— Start of RAW RECORDS —

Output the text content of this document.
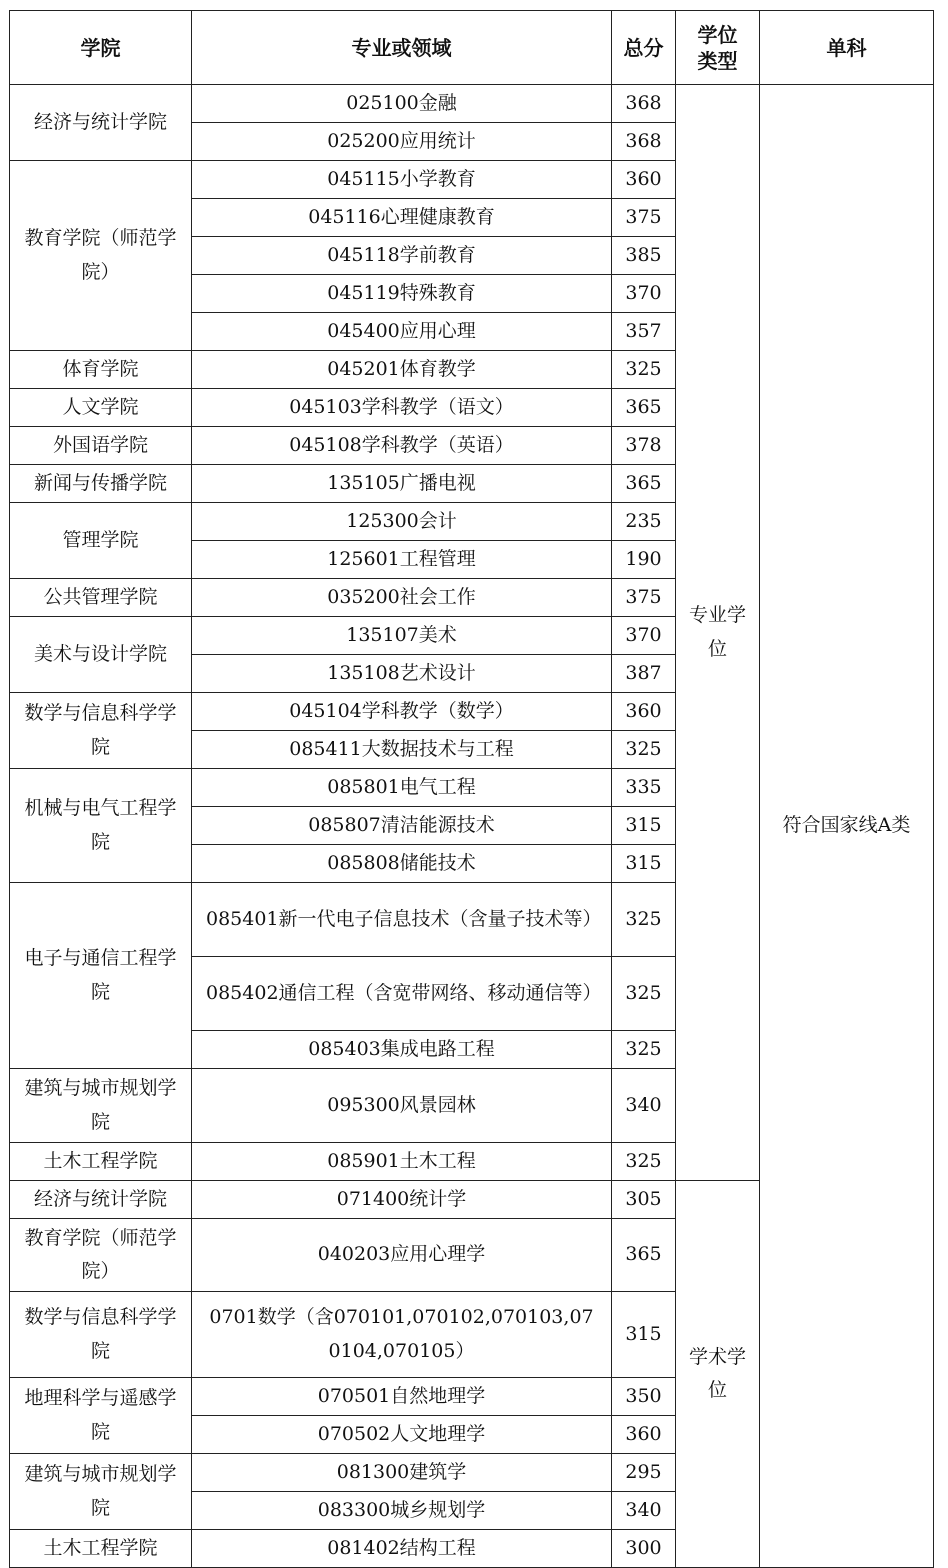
学院	专业或领域	总分	学位类型	单科
经济与统计学院	025100金融	368	专业学位	符合国家线A类
	025200应用统计	368		
教育学院（师范学院）	045115小学教育	360		
	045116心理健康教育	375		
	045118学前教育	385		
	045119特殊教育	370		
	045400应用心理	357		
体育学院	045201体育教学	325		
人文学院	045103学科教学（语文）	365		
外国语学院	045108学科教学（英语）	378		
新闻与传播学院	135105广播电视	365		
管理学院	125300会计	235		
	125601工程管理	190		
公共管理学院	035200社会工作	375		
美术与设计学院	135107美术	370		
	135108艺术设计	387		
数学与信息科学学院	045104学科教学（数学）	360		
	085411大数据技术与工程	325		
机械与电气工程学院	085801电气工程	335		
	085807清洁能源技术	315		
	085808储能技术	315		
电子与通信工程学院	085401新一代电子信息技术（含量子技术等）	325		
	085402通信工程（含宽带网络、移动通信等）	325		
	085403集成电路工程	325		
建筑与城市规划学院	095300风景园林	340		
土木工程学院	085901土木工程	325		
经济与统计学院	071400统计学	305	学术学位	
教育学院（师范学院）	040203应用心理学	365		
数学与信息科学学院	0701数学（含070101,070102,070103,070104,070105）	315		
地理科学与遥感学院	070501自然地理学	350		
	070502人文地理学	360		
建筑与城市规划学院	081300建筑学	295		
	083300城乡规划学	340		
土木工程学院	081402结构工程	300		
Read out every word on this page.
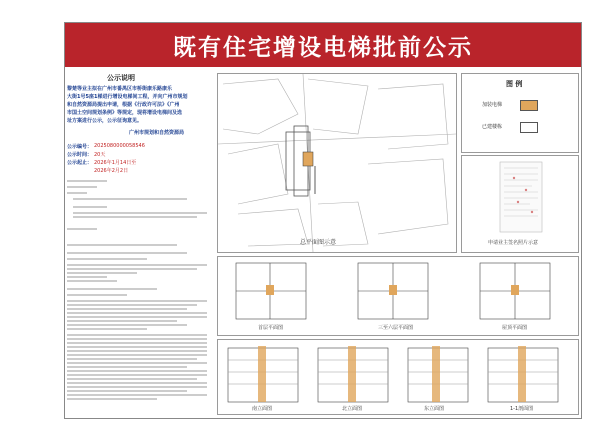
既有住宅增设电梯批前公示
公示说明
黎楚等业主拟在广州市番禺区市桥街康乐路康乐
大街1号5座1梯进行增设电梯间工程，并向广州市规划
和自然资源局提出申请，根据《行政许可法》《广州
市国土空间规划条例》等规定，现将增设电梯间及选
址方案进行公示，公示征询意见。
广州市规划和自然资源局
公示编号： 2025080000058546
公示时间： 20天
公示起止： 2026年1月14日至
2026年2月2日
总平面图示意
图 例
加装电梯
已建楼栋
申请业主签名照片示意
首层平面图	三至六层平面图	屋顶平面图
南立面图	北立面图	东立面图	1-1剖面图
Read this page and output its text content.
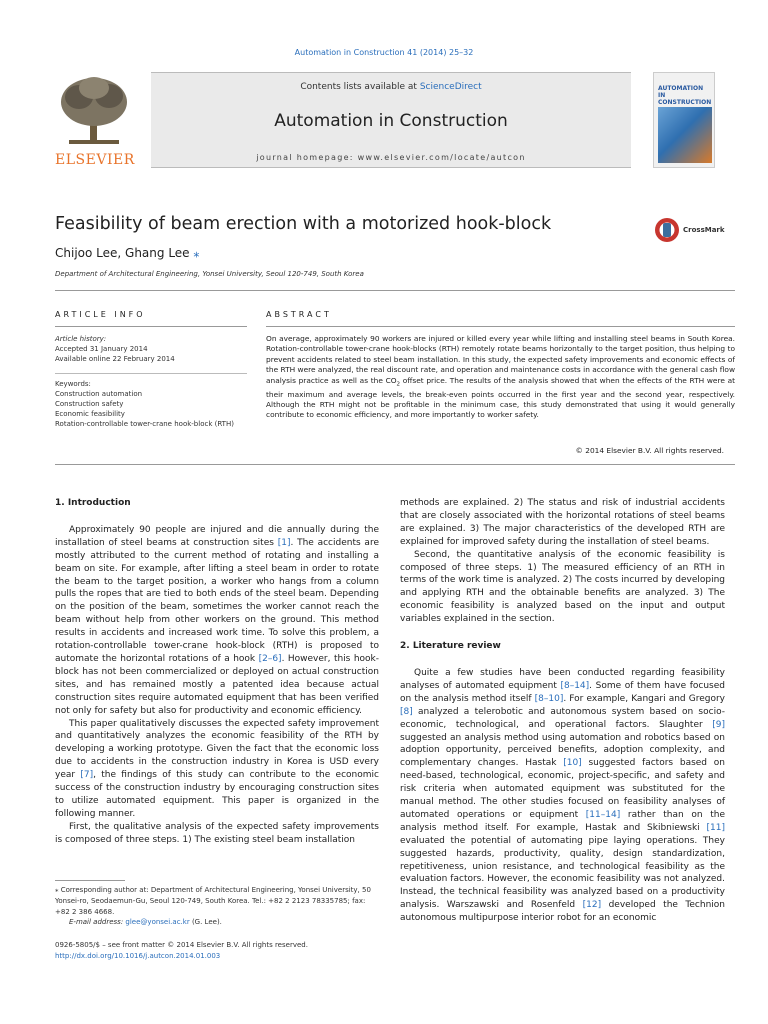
Automation in Construction 41 (2014) 25–32
ELSEVIER
Contents lists available at ScienceDirect
Automation in Construction
journal homepage: www.elsevier.com/locate/autcon
AUTOMATION IN CONSTRUCTION
Feasibility of beam erection with a motorized hook-block	CrossMark
Chijoo Lee, Ghang Lee ⁎
Department of Architectural Engineering, Yonsei University, Seoul 120-749, South Korea
ARTICLE INFO	ABSTRACT
Article history:
Accepted 31 January 2014
Available online 22 February 2014
Keywords:
Construction automation
Construction safety
Economic feasibility
Rotation-controllable tower-crane hook-block (RTH)
On average, approximately 90 workers are injured or killed every year while lifting and installing steel beams in South Korea. Rotation-controllable tower-crane hook-blocks (RTH) remotely rotate beams horizontally to the target position, thus helping to prevent accidents related to steel beam installation. In this study, the expected safety improvements and economic effects of the RTH were analyzed, the real discount rate, and operation and maintenance costs in accordance with the general cash flow analysis practice as well as the $CO_2$ offset price. The results of the analysis showed that when the effects of the RTH were at their maximum and average levels, the break-even points occurred in the first year and the second year, respectively. Although the RTH might not be profitable in the minimum case, this study demonstrated that using it would generally contribute to economic efficiency, and more importantly to worker safety.
© 2014 Elsevier B.V. All rights reserved.
1. Introduction

Approximately 90 people are injured and die annually during the installation of steel beams at construction sites [1]. The accidents are mostly attributed to the current method of rotating and installing a beam on site. For example, after lifting a steel beam in order to rotate the beam to the target position, a worker who hangs from a column pulls the ropes that are tied to both ends of the steel beam. Depending on the position of the beam, sometimes the worker cannot reach the beam without help from other workers on the ground. This method results in accidents and increased work time. To solve this problem, a rotation-controllable tower-crane hook-block (RTH) is proposed to automate the horizontal rotations of a hook [2–6]. However, this hook-block has not been commercialized or deployed on actual construction sites, and has remained mostly a patented idea because actual construction sites require automated equipment that has been verified not only for safety but also for productivity and economic efficiency.

This paper qualitatively discusses the expected safety improvement and quantitatively analyzes the economic feasibility of the RTH by developing a working prototype. Given the fact that the economic loss due to accidents in the construction industry in Korea is USD every year [7], the findings of this study can contribute to the economic success of the construction industry by encouraging construction sites to utilize automated equipment. This paper is organized in the following manner.

First, the qualitative analysis of the expected safety improvements is composed of three steps. 1) The existing steel beam installation

methods are explained. 2) The status and risk of industrial accidents that are closely associated with the horizontal rotations of steel beams are explained. 3) The major characteristics of the developed RTH are explained for improved safety during the installation of steel beams.

Second, the quantitative analysis of the economic feasibility is composed of three steps. 1) The measured efficiency of an RTH in terms of the work time is analyzed. 2) The costs incurred by developing and applying RTH and the obtainable benefits are analyzed. 3) The economic feasibility is analyzed based on the input and output variables explained in the section.

2. Literature review

Quite a few studies have been conducted regarding feasibility analyses of automated equipment [8–14]. Some of them have focused on the analysis method itself [8–10]. For example, Kangari and Gregory [8] analyzed a telerobotic and autonomous system based on socio-economic, technological, and operational factors. Slaughter [9] suggested an analysis method using automation and robotics based on adoption opportunity, perceived benefits, adoption complexity, and complementary changes. Hastak [10] suggested factors based on need-based, technological, economic, project-specific, and safety and risk criteria when automated equipment was substituted for the manual method. The other studies focused on feasibility analyses of automated operations or equipment [11–14] rather than on the analysis method itself. For example, Hastak and Skibniewski [11] evaluated the potential of automating pipe laying operations. They suggested hazards, productivity, quality, design standardization, repetitiveness, union resistance, and technological feasibility as the evaluation factors. However, the economic feasibility was not analyzed. Instead, the technical feasibility was analyzed based on a productivity analysis. Warszawski and Rosenfeld [12] developed the Technion autonomous multipurpose interior robot for an economic

⁎ Corresponding author at: Department of Architectural Engineering, Yonsei University, 50 Yonsei-ro, Seodaemun-Gu, Seoul 120-749, South Korea. Tel.: +82 2 2123 78335785; fax: +82 2 386 4668.
E-mail address: glee@yonsei.ac.kr (G. Lee).
0926-5805/$ – see front matter © 2014 Elsevier B.V. All rights reserved.
http://dx.doi.org/10.1016/j.autcon.2014.01.003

— End of RAW RECORDS —

**DESCRIPTION OF THE TASK**
Give only the number of lines in the entries above that contain the string "reserved".

**WRITTEN ANSWER**
2